### PROBLEM STATEMENT
Set down the material once more, exactly as it appears.

### RECORDS FOR THIS TASK
------------------------------------

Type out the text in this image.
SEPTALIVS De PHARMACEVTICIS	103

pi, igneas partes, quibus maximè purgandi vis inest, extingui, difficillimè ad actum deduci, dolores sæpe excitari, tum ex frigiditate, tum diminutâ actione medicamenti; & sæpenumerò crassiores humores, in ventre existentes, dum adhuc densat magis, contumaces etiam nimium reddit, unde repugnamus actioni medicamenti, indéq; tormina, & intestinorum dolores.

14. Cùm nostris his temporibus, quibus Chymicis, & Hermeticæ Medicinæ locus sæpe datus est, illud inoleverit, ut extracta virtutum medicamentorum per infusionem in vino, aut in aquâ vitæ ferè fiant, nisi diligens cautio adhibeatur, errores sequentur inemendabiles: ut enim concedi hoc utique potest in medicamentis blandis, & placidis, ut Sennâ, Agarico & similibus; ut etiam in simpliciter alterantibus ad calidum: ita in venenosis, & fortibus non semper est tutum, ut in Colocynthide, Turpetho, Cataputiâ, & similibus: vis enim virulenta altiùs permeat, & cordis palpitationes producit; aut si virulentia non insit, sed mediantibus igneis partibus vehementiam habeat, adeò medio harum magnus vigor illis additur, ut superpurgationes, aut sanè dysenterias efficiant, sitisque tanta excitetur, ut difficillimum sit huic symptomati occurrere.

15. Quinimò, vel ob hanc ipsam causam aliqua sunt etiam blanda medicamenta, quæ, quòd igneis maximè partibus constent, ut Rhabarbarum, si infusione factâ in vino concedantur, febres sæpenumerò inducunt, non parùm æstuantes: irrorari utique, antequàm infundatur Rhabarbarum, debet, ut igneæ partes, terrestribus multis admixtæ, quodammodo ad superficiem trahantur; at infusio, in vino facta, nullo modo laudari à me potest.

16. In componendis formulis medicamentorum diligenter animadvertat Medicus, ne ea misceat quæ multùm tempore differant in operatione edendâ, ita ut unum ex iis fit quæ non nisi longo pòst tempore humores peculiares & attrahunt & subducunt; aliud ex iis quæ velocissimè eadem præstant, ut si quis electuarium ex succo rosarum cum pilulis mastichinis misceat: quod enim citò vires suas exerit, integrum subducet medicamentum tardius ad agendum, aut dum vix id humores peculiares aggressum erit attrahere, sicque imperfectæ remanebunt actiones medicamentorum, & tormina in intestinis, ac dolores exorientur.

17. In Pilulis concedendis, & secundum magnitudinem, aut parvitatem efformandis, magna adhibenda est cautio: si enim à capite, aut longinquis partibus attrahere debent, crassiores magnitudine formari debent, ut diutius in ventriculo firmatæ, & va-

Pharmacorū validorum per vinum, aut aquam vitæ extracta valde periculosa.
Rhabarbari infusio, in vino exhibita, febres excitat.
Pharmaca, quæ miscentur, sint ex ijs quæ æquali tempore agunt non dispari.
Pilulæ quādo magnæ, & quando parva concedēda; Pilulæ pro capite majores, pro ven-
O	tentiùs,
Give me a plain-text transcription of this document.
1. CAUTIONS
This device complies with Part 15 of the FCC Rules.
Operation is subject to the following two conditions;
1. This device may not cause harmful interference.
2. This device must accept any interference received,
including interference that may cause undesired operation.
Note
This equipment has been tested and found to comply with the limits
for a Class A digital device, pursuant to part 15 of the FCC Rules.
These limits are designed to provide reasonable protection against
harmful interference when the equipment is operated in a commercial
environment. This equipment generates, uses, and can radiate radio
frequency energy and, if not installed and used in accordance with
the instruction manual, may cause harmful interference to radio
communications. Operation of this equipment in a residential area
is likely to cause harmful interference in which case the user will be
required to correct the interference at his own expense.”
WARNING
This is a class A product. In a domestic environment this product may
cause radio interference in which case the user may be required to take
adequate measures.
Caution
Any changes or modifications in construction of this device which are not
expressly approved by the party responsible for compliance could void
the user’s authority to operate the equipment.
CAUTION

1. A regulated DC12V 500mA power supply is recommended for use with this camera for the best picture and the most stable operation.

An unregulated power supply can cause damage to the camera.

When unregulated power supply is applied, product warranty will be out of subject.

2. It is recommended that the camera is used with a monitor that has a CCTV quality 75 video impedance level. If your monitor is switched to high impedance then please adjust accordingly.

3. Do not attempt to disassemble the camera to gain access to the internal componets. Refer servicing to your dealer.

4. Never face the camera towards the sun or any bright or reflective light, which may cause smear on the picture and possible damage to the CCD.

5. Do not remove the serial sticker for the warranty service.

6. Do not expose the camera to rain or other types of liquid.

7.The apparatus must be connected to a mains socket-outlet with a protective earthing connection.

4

------------------------------------

### THE COMPLETED TASK
Type out the text in this image.
SEPTALIVS De PHARMACEVTICIS	103

pi, igneas partes, quibus maximè purgandi vis inest, extingui, difficillimè ad actum deduci, dolores sæpe excitari, tum ex frigiditate, tum diminutâ actione medicamenti; & sæpenumerò crassiores humores, in ventre existentes, dum adhuc densat magis, contumaces etiam nimium reddit, unde repugnamus actioni medicamenti, indéq; tormina, & intestinorum dolores.

14. Cùm nostris his temporibus, quibus Chymicis, & Hermeticæ Medicinæ locus sæpe datus est, illud inoleverit, ut extracta virtutum medicamentorum per infusionem in vino, aut in aquâ vitæ ferè fiant, nisi diligens cautio adhibeatur, errores sequentur inemendabiles: ut enim concedi hoc utique potest in medicamentis blandis, & placidis, ut Sennâ, Agarico & similibus; ut etiam in simpliciter alterantibus ad calidum: ita in venenosis, & fortibus non semper est tutum, ut in Colocynthide, Turpetho, Cataputiâ, & similibus: vis enim virulenta altiùs permeat, & cordis palpitationes producit; aut si virulentia non insit, sed mediantibus igneis partibus vehementiam habeat, adeò medio harum magnus vigor illis additur, ut superpurgationes, aut sanè dysenterias efficiant, sitisque tanta excitetur, ut difficillimum sit huic symptomati occurrere.

15. Quinimò, vel ob hanc ipsam causam aliqua sunt etiam blanda medicamenta, quæ, quòd igneis maximè partibus constent, ut Rhabarbarum, si infusione factâ in vino concedantur, febres sæpenumerò inducunt, non parùm æstuantes: irrorari utique, antequàm infundatur Rhabarbarum, debet, ut igneæ partes, terrestribus multis admixtæ, quodammodo ad superficiem trahantur; at infusio, in vino facta, nullo modo laudari à me potest.

16. In componendis formulis medicamentorum diligenter animadvertat Medicus, ne ea misceat quæ multùm tempore differant in operatione edendâ, ita ut unum ex iis fit quæ non nisi longo pòst tempore humores peculiares & attrahunt & subducunt; aliud ex iis quæ velocissimè eadem præstant, ut si quis electuarium ex succo rosarum cum pilulis mastichinis misceat: quod enim citò vires suas exerit, integrum subducet medicamentum tardius ad agendum, aut dum vix id humores peculiares aggressum erit attrahere, sicque imperfectæ remanebunt actiones medicamentorum, & tormina in intestinis, ac dolores exorientur.

17. In Pilulis concedendis, & secundum magnitudinem, aut parvitatem efformandis, magna adhibenda est cautio: si enim à capite, aut longinquis partibus attrahere debent, crassiores magnitudine formari debent, ut diutius in ventriculo firmatæ, & va-

Pharmacorū validorum per vinum, aut aquam vitæ extracta valde periculosa.
Rhabarbari infusio, in vino exhibita, febres excitat.
Pharmaca, quæ miscentur, sint ex ijs quæ æquali tempore agunt non dispari.
Pilulæ quādo magnæ, & quando parva concedēda; Pilulæ pro capite majores, pro ven-
O	tentiùs,
Give me a plain-text transcription of this document.
1. CAUTIONS
This device complies with Part 15 of the FCC Rules.
Operation is subject to the following two conditions;
1. This device may not cause harmful interference.
2. This device must accept any interference received,
including interference that may cause undesired operation.
Note
This equipment has been tested and found to comply with the limits
for a Class A digital device, pursuant to part 15 of the FCC Rules.
These limits are designed to provide reasonable protection against
harmful interference when the equipment is operated in a commercial
environment. This equipment generates, uses, and can radiate radio
frequency energy and, if not installed and used in accordance with
the instruction manual, may cause harmful interference to radio
communications. Operation of this equipment in a residential area
is likely to cause harmful interference in which case the user will be
required to correct the interference at his own expense.”
WARNING
This is a class A product. In a domestic environment this product may
cause radio interference in which case the user may be required to take
adequate measures.
Caution
Any changes or modifications in construction of this device which are not
expressly approved by the party responsible for compliance could void
the user’s authority to operate the equipment.
CAUTION

1. A regulated DC12V 500mA power supply is recommended for use with this camera for the best picture and the most stable operation.

An unregulated power supply can cause damage to the camera.

When unregulated power supply is applied, product warranty will be out of subject.

2. It is recommended that the camera is used with a monitor that has a CCTV quality 75 video impedance level. If your monitor is switched to high impedance then please adjust accordingly.

3. Do not attempt to disassemble the camera to gain access to the internal componets. Refer servicing to your dealer.

4. Never face the camera towards the sun or any bright or reflective light, which may cause smear on the picture and possible damage to the CCD.

5. Do not remove the serial sticker for the warranty service.

6. Do not expose the camera to rain or other types of liquid.

7.The apparatus must be connected to a mains socket-outlet with a protective earthing connection.

4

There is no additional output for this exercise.